> _EXTRACTED MATERIAL_
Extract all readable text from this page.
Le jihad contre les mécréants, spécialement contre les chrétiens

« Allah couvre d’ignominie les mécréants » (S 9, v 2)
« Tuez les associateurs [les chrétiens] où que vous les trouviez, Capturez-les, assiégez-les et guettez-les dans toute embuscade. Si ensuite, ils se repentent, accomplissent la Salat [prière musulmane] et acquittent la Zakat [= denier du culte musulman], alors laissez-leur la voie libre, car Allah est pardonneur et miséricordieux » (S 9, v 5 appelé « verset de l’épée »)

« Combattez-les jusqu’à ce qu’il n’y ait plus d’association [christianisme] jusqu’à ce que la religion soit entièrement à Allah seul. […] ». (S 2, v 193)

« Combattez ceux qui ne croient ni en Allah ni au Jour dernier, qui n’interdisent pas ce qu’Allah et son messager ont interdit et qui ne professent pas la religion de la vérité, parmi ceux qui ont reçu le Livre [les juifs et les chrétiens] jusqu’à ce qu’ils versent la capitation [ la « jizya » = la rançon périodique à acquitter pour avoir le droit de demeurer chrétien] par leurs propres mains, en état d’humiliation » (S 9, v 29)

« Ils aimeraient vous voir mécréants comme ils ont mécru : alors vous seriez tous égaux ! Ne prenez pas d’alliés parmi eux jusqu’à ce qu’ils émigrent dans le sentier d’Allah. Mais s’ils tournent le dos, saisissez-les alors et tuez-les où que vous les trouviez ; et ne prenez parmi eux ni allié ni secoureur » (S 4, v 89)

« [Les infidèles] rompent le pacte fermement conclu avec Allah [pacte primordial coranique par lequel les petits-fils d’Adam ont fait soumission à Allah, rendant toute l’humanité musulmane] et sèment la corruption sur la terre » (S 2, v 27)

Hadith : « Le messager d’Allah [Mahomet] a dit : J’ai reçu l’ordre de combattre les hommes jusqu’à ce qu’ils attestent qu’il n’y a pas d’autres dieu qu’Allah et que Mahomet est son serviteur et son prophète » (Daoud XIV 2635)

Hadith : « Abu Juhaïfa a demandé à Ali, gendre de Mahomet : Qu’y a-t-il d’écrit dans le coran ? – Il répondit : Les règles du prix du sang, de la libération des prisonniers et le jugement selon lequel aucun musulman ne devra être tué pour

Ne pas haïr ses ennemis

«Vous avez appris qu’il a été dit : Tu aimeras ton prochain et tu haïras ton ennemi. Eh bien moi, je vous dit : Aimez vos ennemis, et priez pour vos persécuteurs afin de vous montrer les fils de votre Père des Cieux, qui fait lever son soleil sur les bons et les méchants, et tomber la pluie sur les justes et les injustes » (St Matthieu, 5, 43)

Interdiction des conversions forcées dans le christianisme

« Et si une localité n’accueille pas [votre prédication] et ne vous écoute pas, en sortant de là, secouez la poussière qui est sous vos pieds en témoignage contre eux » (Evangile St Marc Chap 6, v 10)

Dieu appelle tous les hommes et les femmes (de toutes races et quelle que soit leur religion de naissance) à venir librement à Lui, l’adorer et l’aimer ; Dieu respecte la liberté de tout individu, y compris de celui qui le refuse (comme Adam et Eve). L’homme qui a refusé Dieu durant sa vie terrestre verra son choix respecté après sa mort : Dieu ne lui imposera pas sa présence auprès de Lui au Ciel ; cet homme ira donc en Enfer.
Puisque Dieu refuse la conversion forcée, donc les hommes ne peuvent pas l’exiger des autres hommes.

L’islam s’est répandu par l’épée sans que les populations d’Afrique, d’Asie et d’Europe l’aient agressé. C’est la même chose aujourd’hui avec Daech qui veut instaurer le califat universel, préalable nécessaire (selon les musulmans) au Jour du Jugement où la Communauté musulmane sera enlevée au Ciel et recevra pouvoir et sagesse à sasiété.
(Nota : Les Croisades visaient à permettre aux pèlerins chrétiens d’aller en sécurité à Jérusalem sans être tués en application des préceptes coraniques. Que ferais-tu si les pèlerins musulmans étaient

> _GOAL_
Scan the listing above for the word "Jour" and copy every line that holds it.

> _ANSWER IN FULL_
« Combattez ceux qui ne croient ni en Allah ni au Jour dernier, qui n’interdisent pas ce qu’Allah et son messager ont interdit et qui ne professent pas la religion de la vérité, parmi ceux qui ont reçu le Livre [les juifs et les chrétiens] jusqu’à ce qu’ils versent la capitation [ la « jizya » = la rançon périodique à acquitter pour avoir le droit de demeurer chrétien] par leurs propres mains, en état d’humiliation » (S 9, v 29)
L’islam s’est répandu par l’épée sans que les populations d’Afrique, d’Asie et d’Europe l’aient agressé. C’est la même chose aujourd’hui avec Daech qui veut instaurer le califat universel, préalable nécessaire (selon les musulmans) au Jour du Jugement où la Communauté musulmane sera enlevée au Ciel et recevra pouvoir et sagesse à sasiété.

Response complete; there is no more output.